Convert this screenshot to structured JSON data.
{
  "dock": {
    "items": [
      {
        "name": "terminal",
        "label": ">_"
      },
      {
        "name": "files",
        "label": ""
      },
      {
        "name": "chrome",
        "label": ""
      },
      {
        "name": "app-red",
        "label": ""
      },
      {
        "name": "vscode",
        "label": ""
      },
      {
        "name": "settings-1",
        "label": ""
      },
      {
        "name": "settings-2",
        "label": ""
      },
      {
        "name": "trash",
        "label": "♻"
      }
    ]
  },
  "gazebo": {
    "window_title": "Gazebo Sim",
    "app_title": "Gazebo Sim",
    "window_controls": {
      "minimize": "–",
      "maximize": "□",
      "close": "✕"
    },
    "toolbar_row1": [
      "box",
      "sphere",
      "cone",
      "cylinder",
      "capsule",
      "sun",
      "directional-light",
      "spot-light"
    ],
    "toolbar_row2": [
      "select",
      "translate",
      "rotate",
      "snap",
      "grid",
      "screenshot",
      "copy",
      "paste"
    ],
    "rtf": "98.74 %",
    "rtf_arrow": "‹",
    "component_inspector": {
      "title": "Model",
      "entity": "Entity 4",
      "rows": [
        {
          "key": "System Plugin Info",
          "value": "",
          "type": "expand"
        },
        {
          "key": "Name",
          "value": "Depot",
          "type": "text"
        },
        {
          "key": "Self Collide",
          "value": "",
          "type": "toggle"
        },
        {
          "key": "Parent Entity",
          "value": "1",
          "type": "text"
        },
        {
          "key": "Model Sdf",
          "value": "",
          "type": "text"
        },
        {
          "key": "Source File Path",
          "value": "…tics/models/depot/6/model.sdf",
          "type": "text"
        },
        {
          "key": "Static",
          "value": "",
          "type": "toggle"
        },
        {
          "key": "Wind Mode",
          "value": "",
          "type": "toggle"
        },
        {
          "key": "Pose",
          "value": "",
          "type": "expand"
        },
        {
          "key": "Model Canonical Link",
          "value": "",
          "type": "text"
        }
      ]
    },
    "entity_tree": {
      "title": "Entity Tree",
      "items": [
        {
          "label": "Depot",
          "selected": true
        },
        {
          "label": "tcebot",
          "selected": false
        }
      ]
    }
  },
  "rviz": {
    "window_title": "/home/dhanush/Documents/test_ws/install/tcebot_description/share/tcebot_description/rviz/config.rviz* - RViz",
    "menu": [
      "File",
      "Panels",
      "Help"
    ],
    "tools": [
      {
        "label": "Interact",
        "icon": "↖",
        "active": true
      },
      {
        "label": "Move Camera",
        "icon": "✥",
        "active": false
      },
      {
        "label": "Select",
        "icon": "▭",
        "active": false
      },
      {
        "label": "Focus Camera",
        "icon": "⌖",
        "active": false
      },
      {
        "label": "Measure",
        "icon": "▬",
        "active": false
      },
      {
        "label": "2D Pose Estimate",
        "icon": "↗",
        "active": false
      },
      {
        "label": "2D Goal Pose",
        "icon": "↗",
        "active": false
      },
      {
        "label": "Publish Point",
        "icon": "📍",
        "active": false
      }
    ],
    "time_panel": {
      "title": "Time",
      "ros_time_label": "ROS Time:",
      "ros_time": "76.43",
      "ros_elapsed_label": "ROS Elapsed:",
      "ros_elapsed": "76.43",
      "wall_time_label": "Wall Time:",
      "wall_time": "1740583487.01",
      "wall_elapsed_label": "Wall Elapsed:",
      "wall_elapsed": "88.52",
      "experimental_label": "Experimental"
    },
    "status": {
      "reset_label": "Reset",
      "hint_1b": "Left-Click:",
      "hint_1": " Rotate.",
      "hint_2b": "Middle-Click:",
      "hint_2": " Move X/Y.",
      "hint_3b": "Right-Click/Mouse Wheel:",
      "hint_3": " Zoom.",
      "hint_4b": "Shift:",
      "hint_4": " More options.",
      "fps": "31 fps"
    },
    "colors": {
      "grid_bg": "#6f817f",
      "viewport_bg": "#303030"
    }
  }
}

--------

_EXERCISE DIRECTIONS_
Exactly as written, please output every entry.

_SOLUTION TO THIS PROBLEM_
Convert this screenshot to structured JSON data.
{
  "dock": {
    "items": [
      {
        "name": "terminal",
        "label": ">_"
      },
      {
        "name": "files",
        "label": ""
      },
      {
        "name": "chrome",
        "label": ""
      },
      {
        "name": "app-red",
        "label": ""
      },
      {
        "name": "vscode",
        "label": ""
      },
      {
        "name": "settings-1",
        "label": ""
      },
      {
        "name": "settings-2",
        "label": ""
      },
      {
        "name": "trash",
        "label": "♻"
      }
    ]
  },
  "gazebo": {
    "window_title": "Gazebo Sim",
    "app_title": "Gazebo Sim",
    "window_controls": {
      "minimize": "–",
      "maximize": "□",
      "close": "✕"
    },
    "toolbar_row1": [
      "box",
      "sphere",
      "cone",
      "cylinder",
      "capsule",
      "sun",
      "directional-light",
      "spot-light"
    ],
    "toolbar_row2": [
      "select",
      "translate",
      "rotate",
      "snap",
      "grid",
      "screenshot",
      "copy",
      "paste"
    ],
    "rtf": "98.74 %",
    "rtf_arrow": "‹",
    "component_inspector": {
      "title": "Model",
      "entity": "Entity 4",
      "rows": [
        {
          "key": "System Plugin Info",
          "value": "",
          "type": "expand"
        },
        {
          "key": "Name",
          "value": "Depot",
          "type": "text"
        },
        {
          "key": "Self Collide",
          "value": "",
          "type": "toggle"
        },
        {
          "key": "Parent Entity",
          "value": "1",
          "type": "text"
        },
        {
          "key": "Model Sdf",
          "value": "",
          "type": "text"
        },
        {
          "key": "Source File Path",
          "value": "…tics/models/depot/6/model.sdf",
          "type": "text"
        },
        {
          "key": "Static",
          "value": "",
          "type": "toggle"
        },
        {
          "key": "Wind Mode",
          "value": "",
          "type": "toggle"
        },
        {
          "key": "Pose",
          "value": "",
          "type": "expand"
        },
        {
          "key": "Model Canonical Link",
          "value": "",
          "type": "text"
        }
      ]
    },
    "entity_tree": {
      "title": "Entity Tree",
      "items": [
        {
          "label": "Depot",
          "selected": true
        },
        {
          "label": "tcebot",
          "selected": false
        }
      ]
    }
  },
  "rviz": {
    "window_title": "/home/dhanush/Documents/test_ws/install/tcebot_description/share/tcebot_description/rviz/config.rviz* - RViz",
    "menu": [
      "File",
      "Panels",
      "Help"
    ],
    "tools": [
      {
        "label": "Interact",
        "icon": "↖",
        "active": true
      },
      {
        "label": "Move Camera",
        "icon": "✥",
        "active": false
      },
      {
        "label": "Select",
        "icon": "▭",
        "active": false
      },
      {
        "label": "Focus Camera",
        "icon": "⌖",
        "active": false
      },
      {
        "label": "Measure",
        "icon": "▬",
        "active": false
      },
      {
        "label": "2D Pose Estimate",
        "icon": "↗",
        "active": false
      },
      {
        "label": "2D Goal Pose",
        "icon": "↗",
        "active": false
      },
      {
        "label": "Publish Point",
        "icon": "📍",
        "active": false
      }
    ],
    "time_panel": {
      "title": "Time",
      "ros_time_label": "ROS Time:",
      "ros_time": "76.43",
      "ros_elapsed_label": "ROS Elapsed:",
      "ros_elapsed": "76.43",
      "wall_time_label": "Wall Time:",
      "wall_time": "1740583487.01",
      "wall_elapsed_label": "Wall Elapsed:",
      "wall_elapsed": "88.52",
      "experimental_label": "Experimental"
    },
    "status": {
      "reset_label": "Reset",
      "hint_1b": "Left-Click:",
      "hint_1": " Rotate.",
      "hint_2b": "Middle-Click:",
      "hint_2": " Move X/Y.",
      "hint_3b": "Right-Click/Mouse Wheel:",
      "hint_3": " Zoom.",
      "hint_4b": "Shift:",
      "hint_4": " More options.",
      "fps": "31 fps"
    },
    "colors": {
      "grid_bg": "#6f817f",
      "viewport_bg": "#303030"
    }
  }
}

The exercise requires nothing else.